WHAT YOU WILL DO: Track down each line that has the word "cozieatzeus" and copy it.

INPUT:
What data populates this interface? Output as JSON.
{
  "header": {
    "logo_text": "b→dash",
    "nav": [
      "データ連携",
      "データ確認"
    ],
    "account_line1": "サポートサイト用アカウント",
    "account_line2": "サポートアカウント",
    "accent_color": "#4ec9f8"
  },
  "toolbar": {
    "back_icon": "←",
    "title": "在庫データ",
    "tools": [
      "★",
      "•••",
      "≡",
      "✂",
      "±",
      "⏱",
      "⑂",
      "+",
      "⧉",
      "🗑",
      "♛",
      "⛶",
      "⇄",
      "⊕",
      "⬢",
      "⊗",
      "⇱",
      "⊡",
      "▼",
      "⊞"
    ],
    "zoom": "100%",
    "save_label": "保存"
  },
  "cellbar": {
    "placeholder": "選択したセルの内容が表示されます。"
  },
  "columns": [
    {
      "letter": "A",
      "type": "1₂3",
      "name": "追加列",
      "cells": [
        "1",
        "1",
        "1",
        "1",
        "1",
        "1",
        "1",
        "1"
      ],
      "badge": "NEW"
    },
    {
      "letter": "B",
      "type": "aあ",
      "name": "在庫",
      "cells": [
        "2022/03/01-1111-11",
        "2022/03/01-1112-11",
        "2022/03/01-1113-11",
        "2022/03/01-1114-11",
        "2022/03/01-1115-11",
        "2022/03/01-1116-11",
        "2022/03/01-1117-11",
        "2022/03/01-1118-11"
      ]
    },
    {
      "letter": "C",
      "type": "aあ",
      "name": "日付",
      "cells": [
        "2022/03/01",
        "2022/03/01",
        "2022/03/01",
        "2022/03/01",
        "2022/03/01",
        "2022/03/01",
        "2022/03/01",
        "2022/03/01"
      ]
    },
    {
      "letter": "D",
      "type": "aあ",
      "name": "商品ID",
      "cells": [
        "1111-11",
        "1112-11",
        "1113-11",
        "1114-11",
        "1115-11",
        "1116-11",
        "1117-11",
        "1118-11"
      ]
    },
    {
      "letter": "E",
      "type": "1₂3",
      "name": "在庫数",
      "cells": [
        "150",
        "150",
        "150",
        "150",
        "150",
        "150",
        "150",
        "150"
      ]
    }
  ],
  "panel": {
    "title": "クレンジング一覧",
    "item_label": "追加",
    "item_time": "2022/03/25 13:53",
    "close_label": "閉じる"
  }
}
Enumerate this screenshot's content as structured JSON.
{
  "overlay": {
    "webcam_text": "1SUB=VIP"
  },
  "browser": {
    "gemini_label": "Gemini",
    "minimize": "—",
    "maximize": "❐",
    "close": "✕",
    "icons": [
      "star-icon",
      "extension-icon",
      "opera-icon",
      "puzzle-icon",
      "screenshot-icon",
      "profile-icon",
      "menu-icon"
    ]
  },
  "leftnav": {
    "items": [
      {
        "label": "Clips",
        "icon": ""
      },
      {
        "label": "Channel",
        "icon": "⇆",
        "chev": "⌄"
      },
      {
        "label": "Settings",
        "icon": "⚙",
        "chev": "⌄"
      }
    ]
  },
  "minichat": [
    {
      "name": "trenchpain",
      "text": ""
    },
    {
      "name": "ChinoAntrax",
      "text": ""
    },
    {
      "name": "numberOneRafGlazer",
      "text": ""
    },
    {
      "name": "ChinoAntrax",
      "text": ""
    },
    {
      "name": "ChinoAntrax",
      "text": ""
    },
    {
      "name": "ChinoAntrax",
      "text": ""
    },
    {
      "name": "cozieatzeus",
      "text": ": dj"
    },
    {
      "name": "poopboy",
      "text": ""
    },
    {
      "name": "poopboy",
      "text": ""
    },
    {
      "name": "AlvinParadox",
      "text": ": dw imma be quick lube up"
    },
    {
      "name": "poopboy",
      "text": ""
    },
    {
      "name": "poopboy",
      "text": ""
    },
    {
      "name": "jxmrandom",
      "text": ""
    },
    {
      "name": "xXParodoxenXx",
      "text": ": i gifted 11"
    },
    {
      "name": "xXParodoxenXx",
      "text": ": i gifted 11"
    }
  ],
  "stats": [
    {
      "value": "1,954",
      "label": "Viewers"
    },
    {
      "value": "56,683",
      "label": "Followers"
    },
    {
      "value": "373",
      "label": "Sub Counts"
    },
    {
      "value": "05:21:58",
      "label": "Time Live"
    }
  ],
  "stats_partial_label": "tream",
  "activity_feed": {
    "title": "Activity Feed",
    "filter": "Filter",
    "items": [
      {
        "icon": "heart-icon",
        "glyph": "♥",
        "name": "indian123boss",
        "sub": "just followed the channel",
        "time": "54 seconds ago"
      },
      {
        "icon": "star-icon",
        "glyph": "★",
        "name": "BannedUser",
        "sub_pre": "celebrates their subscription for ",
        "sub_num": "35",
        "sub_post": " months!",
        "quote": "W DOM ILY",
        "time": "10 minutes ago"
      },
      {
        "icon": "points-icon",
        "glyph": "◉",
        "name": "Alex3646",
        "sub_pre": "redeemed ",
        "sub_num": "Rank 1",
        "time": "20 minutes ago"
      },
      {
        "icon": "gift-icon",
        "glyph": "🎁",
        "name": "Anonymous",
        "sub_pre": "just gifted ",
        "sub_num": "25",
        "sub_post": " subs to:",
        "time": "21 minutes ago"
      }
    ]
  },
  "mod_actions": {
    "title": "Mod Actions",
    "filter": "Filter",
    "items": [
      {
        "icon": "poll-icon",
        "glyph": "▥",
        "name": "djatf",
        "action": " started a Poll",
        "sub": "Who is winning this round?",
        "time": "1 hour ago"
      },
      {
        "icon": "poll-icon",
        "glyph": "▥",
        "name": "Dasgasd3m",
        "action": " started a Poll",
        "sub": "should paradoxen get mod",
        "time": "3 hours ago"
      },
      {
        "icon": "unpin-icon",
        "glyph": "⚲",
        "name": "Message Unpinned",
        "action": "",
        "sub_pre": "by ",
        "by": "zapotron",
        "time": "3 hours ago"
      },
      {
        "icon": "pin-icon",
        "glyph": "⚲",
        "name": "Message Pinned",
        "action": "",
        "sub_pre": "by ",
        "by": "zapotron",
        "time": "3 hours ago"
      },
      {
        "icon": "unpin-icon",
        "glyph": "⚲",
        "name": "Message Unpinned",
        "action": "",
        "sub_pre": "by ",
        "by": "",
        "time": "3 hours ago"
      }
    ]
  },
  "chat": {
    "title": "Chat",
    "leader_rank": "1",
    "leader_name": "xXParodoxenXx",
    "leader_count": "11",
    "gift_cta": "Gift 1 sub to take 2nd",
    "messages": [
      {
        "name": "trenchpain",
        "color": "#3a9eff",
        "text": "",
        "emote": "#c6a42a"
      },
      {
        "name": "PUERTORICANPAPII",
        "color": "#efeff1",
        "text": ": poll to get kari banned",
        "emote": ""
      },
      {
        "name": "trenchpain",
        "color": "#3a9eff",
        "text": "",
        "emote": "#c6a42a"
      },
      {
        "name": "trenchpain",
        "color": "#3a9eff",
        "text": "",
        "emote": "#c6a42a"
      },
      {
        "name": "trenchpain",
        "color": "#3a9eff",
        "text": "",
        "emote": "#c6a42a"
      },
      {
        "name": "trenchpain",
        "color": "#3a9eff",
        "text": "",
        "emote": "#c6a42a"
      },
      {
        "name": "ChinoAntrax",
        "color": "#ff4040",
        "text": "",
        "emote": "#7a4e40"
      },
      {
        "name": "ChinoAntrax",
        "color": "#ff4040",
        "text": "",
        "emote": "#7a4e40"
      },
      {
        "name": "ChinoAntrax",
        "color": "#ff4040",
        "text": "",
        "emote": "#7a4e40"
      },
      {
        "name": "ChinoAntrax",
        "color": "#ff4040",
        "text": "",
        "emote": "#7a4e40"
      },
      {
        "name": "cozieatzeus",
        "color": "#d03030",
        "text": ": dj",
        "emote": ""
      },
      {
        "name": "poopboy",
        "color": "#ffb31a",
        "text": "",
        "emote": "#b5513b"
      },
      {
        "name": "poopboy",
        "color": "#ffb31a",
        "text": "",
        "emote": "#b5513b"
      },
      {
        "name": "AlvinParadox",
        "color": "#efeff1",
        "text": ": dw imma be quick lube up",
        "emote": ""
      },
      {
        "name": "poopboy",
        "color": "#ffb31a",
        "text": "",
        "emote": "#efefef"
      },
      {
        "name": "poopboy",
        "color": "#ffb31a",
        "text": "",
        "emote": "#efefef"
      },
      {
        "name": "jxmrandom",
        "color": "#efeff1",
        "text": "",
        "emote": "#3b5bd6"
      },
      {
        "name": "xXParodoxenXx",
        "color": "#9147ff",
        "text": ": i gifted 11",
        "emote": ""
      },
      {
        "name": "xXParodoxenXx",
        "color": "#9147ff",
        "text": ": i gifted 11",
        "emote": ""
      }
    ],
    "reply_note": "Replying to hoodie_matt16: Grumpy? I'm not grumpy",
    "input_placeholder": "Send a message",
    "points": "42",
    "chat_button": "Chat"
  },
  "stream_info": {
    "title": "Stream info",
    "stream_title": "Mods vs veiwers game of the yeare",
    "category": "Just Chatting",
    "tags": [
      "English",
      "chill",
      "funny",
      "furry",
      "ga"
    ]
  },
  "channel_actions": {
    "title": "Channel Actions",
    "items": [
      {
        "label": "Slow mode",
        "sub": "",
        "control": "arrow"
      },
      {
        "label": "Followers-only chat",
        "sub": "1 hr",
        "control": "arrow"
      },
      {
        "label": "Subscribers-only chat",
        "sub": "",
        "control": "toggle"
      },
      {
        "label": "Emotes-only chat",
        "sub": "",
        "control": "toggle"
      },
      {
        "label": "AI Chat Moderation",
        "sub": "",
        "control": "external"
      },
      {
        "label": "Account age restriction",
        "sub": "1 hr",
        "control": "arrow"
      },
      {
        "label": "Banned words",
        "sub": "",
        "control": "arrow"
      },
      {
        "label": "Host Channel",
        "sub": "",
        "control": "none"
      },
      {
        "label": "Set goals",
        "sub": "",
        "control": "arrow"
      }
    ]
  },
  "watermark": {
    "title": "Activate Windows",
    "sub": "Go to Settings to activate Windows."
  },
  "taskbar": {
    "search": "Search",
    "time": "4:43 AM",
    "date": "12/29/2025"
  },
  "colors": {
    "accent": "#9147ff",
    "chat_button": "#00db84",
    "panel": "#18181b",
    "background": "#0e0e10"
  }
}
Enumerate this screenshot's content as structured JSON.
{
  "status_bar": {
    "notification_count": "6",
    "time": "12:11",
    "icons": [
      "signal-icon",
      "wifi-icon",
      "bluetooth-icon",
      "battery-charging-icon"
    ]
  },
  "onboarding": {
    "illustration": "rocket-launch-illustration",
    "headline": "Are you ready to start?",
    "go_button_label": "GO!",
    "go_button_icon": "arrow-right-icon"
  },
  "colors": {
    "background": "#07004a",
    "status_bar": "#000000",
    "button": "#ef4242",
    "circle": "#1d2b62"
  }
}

RESULT FOR THIS EXERCISE:
      "name": "cozieatzeus",
        "name": "cozieatzeus",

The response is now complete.